> **DIRECTION**
Go through the listing and write out all of it exactly.

--- start of DATASET RECORDS ---

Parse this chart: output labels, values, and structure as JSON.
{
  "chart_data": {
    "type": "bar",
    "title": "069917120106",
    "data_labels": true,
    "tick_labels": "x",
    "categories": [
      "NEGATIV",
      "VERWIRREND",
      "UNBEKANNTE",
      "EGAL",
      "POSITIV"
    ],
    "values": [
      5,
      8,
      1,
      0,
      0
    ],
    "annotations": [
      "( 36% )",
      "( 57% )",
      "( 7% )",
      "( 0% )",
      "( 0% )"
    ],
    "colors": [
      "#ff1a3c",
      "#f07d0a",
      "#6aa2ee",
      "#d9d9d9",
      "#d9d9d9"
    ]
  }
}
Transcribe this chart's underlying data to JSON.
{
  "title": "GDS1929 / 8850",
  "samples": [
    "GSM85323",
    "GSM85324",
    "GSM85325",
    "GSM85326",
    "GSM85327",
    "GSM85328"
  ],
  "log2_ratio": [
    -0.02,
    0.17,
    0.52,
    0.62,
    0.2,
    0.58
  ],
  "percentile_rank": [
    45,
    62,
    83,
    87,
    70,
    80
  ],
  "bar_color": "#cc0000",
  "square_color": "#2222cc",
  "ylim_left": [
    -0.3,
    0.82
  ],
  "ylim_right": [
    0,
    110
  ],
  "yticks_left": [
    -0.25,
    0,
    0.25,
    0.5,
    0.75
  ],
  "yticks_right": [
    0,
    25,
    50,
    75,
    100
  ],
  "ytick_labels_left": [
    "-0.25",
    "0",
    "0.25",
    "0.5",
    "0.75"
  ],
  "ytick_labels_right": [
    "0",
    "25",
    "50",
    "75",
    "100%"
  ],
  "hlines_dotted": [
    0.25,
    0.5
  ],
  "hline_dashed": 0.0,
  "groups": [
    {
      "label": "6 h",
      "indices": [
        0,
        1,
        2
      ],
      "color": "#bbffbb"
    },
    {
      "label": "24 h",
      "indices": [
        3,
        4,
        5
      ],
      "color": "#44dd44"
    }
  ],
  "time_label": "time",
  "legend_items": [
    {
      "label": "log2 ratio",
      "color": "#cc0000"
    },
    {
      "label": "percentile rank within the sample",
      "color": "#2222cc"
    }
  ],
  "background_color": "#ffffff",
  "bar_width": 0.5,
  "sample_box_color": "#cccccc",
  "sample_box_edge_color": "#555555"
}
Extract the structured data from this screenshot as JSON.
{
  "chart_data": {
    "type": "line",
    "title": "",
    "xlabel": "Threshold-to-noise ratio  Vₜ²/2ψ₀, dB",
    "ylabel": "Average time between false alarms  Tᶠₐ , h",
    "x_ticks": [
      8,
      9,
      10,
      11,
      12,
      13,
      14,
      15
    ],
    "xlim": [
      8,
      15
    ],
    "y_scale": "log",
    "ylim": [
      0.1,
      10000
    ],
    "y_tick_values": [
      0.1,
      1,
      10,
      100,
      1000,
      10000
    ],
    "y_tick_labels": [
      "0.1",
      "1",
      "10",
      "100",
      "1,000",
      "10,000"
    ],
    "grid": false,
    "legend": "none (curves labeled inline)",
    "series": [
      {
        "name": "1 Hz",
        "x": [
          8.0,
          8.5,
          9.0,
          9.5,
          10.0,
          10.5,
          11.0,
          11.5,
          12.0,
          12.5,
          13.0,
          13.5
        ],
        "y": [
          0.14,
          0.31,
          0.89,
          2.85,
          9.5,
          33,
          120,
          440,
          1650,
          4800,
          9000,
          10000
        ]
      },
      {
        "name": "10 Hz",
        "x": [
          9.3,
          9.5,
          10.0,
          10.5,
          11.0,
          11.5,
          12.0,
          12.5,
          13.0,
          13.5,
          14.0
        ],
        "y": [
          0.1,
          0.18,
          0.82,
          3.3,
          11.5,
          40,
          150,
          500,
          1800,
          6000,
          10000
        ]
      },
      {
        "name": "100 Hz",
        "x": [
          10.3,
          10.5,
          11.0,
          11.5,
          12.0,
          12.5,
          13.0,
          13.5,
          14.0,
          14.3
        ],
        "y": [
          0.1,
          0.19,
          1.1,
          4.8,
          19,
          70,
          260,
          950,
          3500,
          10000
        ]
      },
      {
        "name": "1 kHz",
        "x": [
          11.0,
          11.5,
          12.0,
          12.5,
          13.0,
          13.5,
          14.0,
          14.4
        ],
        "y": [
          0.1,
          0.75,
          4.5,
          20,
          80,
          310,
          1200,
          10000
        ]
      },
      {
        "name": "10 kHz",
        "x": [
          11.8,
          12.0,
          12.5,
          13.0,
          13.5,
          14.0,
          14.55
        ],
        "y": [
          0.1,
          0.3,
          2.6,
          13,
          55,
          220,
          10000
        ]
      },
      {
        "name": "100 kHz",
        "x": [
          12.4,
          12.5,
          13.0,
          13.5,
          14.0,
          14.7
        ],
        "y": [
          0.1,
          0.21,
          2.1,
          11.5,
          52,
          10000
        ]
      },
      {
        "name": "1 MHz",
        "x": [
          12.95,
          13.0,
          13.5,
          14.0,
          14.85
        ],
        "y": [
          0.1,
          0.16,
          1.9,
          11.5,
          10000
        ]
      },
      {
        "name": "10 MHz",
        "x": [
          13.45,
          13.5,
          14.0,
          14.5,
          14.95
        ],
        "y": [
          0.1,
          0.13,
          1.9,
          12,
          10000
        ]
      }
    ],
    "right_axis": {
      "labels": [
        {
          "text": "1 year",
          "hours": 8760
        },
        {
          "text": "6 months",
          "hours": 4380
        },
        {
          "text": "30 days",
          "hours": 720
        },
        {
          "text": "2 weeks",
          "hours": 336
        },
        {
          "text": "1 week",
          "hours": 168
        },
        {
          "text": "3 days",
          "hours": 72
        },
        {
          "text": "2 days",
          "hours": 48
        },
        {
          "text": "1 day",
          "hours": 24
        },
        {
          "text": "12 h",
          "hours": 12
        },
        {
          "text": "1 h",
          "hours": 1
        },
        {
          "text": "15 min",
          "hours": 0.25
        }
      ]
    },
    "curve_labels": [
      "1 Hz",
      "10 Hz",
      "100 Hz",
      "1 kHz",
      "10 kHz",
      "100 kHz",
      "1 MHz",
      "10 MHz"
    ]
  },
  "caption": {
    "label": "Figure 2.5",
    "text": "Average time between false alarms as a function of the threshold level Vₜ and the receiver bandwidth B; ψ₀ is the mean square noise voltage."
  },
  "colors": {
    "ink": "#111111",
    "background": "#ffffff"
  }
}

--- end of DATASET RECORDS ---

> **SOLUTION TO THE PROBLEM**
Parse this chart: output labels, values, and structure as JSON.
{
  "chart_data": {
    "type": "bar",
    "title": "069917120106",
    "data_labels": true,
    "tick_labels": "x",
    "categories": [
      "NEGATIV",
      "VERWIRREND",
      "UNBEKANNTE",
      "EGAL",
      "POSITIV"
    ],
    "values": [
      5,
      8,
      1,
      0,
      0
    ],
    "annotations": [
      "( 36% )",
      "( 57% )",
      "( 7% )",
      "( 0% )",
      "( 0% )"
    ],
    "colors": [
      "#ff1a3c",
      "#f07d0a",
      "#6aa2ee",
      "#d9d9d9",
      "#d9d9d9"
    ]
  }
}
Transcribe this chart's underlying data to JSON.
{
  "title": "GDS1929 / 8850",
  "samples": [
    "GSM85323",
    "GSM85324",
    "GSM85325",
    "GSM85326",
    "GSM85327",
    "GSM85328"
  ],
  "log2_ratio": [
    -0.02,
    0.17,
    0.52,
    0.62,
    0.2,
    0.58
  ],
  "percentile_rank": [
    45,
    62,
    83,
    87,
    70,
    80
  ],
  "bar_color": "#cc0000",
  "square_color": "#2222cc",
  "ylim_left": [
    -0.3,
    0.82
  ],
  "ylim_right": [
    0,
    110
  ],
  "yticks_left": [
    -0.25,
    0,
    0.25,
    0.5,
    0.75
  ],
  "yticks_right": [
    0,
    25,
    50,
    75,
    100
  ],
  "ytick_labels_left": [
    "-0.25",
    "0",
    "0.25",
    "0.5",
    "0.75"
  ],
  "ytick_labels_right": [
    "0",
    "25",
    "50",
    "75",
    "100%"
  ],
  "hlines_dotted": [
    0.25,
    0.5
  ],
  "hline_dashed": 0.0,
  "groups": [
    {
      "label": "6 h",
      "indices": [
        0,
        1,
        2
      ],
      "color": "#bbffbb"
    },
    {
      "label": "24 h",
      "indices": [
        3,
        4,
        5
      ],
      "color": "#44dd44"
    }
  ],
  "time_label": "time",
  "legend_items": [
    {
      "label": "log2 ratio",
      "color": "#cc0000"
    },
    {
      "label": "percentile rank within the sample",
      "color": "#2222cc"
    }
  ],
  "background_color": "#ffffff",
  "bar_width": 0.5,
  "sample_box_color": "#cccccc",
  "sample_box_edge_color": "#555555"
}
Extract the structured data from this screenshot as JSON.
{
  "chart_data": {
    "type": "line",
    "title": "",
    "xlabel": "Threshold-to-noise ratio  Vₜ²/2ψ₀, dB",
    "ylabel": "Average time between false alarms  Tᶠₐ , h",
    "x_ticks": [
      8,
      9,
      10,
      11,
      12,
      13,
      14,
      15
    ],
    "xlim": [
      8,
      15
    ],
    "y_scale": "log",
    "ylim": [
      0.1,
      10000
    ],
    "y_tick_values": [
      0.1,
      1,
      10,
      100,
      1000,
      10000
    ],
    "y_tick_labels": [
      "0.1",
      "1",
      "10",
      "100",
      "1,000",
      "10,000"
    ],
    "grid": false,
    "legend": "none (curves labeled inline)",
    "series": [
      {
        "name": "1 Hz",
        "x": [
          8.0,
          8.5,
          9.0,
          9.5,
          10.0,
          10.5,
          11.0,
          11.5,
          12.0,
          12.5,
          13.0,
          13.5
        ],
        "y": [
          0.14,
          0.31,
          0.89,
          2.85,
          9.5,
          33,
          120,
          440,
          1650,
          4800,
          9000,
          10000
        ]
      },
      {
        "name": "10 Hz",
        "x": [
          9.3,
          9.5,
          10.0,
          10.5,
          11.0,
          11.5,
          12.0,
          12.5,
          13.0,
          13.5,
          14.0
        ],
        "y": [
          0.1,
          0.18,
          0.82,
          3.3,
          11.5,
          40,
          150,
          500,
          1800,
          6000,
          10000
        ]
      },
      {
        "name": "100 Hz",
        "x": [
          10.3,
          10.5,
          11.0,
          11.5,
          12.0,
          12.5,
          13.0,
          13.5,
          14.0,
          14.3
        ],
        "y": [
          0.1,
          0.19,
          1.1,
          4.8,
          19,
          70,
          260,
          950,
          3500,
          10000
        ]
      },
      {
        "name": "1 kHz",
        "x": [
          11.0,
          11.5,
          12.0,
          12.5,
          13.0,
          13.5,
          14.0,
          14.4
        ],
        "y": [
          0.1,
          0.75,
          4.5,
          20,
          80,
          310,
          1200,
          10000
        ]
      },
      {
        "name": "10 kHz",
        "x": [
          11.8,
          12.0,
          12.5,
          13.0,
          13.5,
          14.0,
          14.55
        ],
        "y": [
          0.1,
          0.3,
          2.6,
          13,
          55,
          220,
          10000
        ]
      },
      {
        "name": "100 kHz",
        "x": [
          12.4,
          12.5,
          13.0,
          13.5,
          14.0,
          14.7
        ],
        "y": [
          0.1,
          0.21,
          2.1,
          11.5,
          52,
          10000
        ]
      },
      {
        "name": "1 MHz",
        "x": [
          12.95,
          13.0,
          13.5,
          14.0,
          14.85
        ],
        "y": [
          0.1,
          0.16,
          1.9,
          11.5,
          10000
        ]
      },
      {
        "name": "10 MHz",
        "x": [
          13.45,
          13.5,
          14.0,
          14.5,
          14.95
        ],
        "y": [
          0.1,
          0.13,
          1.9,
          12,
          10000
        ]
      }
    ],
    "right_axis": {
      "labels": [
        {
          "text": "1 year",
          "hours": 8760
        },
        {
          "text": "6 months",
          "hours": 4380
        },
        {
          "text": "30 days",
          "hours": 720
        },
        {
          "text": "2 weeks",
          "hours": 336
        },
        {
          "text": "1 week",
          "hours": 168
        },
        {
          "text": "3 days",
          "hours": 72
        },
        {
          "text": "2 days",
          "hours": 48
        },
        {
          "text": "1 day",
          "hours": 24
        },
        {
          "text": "12 h",
          "hours": 12
        },
        {
          "text": "1 h",
          "hours": 1
        },
        {
          "text": "15 min",
          "hours": 0.25
        }
      ]
    },
    "curve_labels": [
      "1 Hz",
      "10 Hz",
      "100 Hz",
      "1 kHz",
      "10 kHz",
      "100 kHz",
      "1 MHz",
      "10 MHz"
    ]
  },
  "caption": {
    "label": "Figure 2.5",
    "text": "Average time between false alarms as a function of the threshold level Vₜ and the receiver bandwidth B; ψ₀ is the mean square noise voltage."
  },
  "colors": {
    "ink": "#111111",
    "background": "#ffffff"
  }
}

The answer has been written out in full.